Identify the lines bearing the string "velocity" and gather them.

+++++

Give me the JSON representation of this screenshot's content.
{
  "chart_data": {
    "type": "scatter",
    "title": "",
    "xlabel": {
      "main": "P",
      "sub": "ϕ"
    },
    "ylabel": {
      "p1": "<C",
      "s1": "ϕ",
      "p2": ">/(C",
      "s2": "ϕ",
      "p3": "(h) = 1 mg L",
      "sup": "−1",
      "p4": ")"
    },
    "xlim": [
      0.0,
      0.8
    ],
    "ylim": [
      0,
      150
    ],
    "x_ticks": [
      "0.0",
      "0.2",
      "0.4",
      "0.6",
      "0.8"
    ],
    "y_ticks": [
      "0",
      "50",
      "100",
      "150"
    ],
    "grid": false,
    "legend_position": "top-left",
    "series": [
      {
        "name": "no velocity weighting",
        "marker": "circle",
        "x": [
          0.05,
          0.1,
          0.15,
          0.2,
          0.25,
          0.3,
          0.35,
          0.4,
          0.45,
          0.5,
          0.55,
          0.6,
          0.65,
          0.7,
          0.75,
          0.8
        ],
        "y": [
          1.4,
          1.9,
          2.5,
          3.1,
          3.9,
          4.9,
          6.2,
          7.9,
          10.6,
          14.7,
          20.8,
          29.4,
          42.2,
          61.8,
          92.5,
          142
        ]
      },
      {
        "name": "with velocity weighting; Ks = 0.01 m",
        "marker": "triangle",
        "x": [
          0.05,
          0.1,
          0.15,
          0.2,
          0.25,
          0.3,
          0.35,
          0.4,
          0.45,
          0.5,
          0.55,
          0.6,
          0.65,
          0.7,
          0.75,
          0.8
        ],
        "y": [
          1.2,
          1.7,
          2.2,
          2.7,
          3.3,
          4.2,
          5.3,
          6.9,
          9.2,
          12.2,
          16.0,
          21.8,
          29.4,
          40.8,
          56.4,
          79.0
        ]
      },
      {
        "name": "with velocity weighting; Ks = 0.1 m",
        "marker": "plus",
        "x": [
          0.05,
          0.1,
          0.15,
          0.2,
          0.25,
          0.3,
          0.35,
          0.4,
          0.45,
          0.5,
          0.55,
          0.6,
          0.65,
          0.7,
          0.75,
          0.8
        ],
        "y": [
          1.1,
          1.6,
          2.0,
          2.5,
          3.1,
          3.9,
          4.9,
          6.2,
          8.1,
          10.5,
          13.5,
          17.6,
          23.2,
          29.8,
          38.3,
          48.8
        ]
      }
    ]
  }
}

+++++

*Full response*
        "name": "no velocity weighting",
        "name": "with velocity weighting; Ks = 0.01 m",
        "name": "with velocity weighting; Ks = 0.1 m",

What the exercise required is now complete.